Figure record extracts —
◆ ◆ ◆

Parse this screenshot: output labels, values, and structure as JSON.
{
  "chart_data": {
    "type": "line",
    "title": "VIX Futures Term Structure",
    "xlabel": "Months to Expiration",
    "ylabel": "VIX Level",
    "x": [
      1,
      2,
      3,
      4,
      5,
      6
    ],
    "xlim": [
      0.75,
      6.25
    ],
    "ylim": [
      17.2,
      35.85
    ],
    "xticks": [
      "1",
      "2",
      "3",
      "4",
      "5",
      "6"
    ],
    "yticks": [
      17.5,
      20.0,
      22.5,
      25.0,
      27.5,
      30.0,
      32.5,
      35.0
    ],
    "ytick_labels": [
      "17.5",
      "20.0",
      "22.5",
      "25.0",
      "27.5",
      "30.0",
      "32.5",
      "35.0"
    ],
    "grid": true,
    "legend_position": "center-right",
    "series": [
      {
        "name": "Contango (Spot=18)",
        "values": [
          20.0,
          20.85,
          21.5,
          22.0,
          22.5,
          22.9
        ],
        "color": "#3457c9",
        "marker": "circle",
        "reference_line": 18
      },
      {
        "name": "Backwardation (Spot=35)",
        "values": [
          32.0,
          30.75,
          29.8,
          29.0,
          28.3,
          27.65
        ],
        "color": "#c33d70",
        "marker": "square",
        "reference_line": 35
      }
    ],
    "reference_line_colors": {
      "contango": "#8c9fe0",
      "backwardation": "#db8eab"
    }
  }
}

◆ ◆ ◆

DESCRIPTION OF THE TASK —
Type the whole listing again, unaltered.

ANSWER TO THIS EXERCISE —
Parse this screenshot: output labels, values, and structure as JSON.
{
  "chart_data": {
    "type": "line",
    "title": "VIX Futures Term Structure",
    "xlabel": "Months to Expiration",
    "ylabel": "VIX Level",
    "x": [
      1,
      2,
      3,
      4,
      5,
      6
    ],
    "xlim": [
      0.75,
      6.25
    ],
    "ylim": [
      17.2,
      35.85
    ],
    "xticks": [
      "1",
      "2",
      "3",
      "4",
      "5",
      "6"
    ],
    "yticks": [
      17.5,
      20.0,
      22.5,
      25.0,
      27.5,
      30.0,
      32.5,
      35.0
    ],
    "ytick_labels": [
      "17.5",
      "20.0",
      "22.5",
      "25.0",
      "27.5",
      "30.0",
      "32.5",
      "35.0"
    ],
    "grid": true,
    "legend_position": "center-right",
    "series": [
      {
        "name": "Contango (Spot=18)",
        "values": [
          20.0,
          20.85,
          21.5,
          22.0,
          22.5,
          22.9
        ],
        "color": "#3457c9",
        "marker": "circle",
        "reference_line": 18
      },
      {
        "name": "Backwardation (Spot=35)",
        "values": [
          32.0,
          30.75,
          29.8,
          29.0,
          28.3,
          27.65
        ],
        "color": "#c33d70",
        "marker": "square",
        "reference_line": 35
      }
    ],
    "reference_line_colors": {
      "contango": "#8c9fe0",
      "backwardation": "#db8eab"
    }
  }
}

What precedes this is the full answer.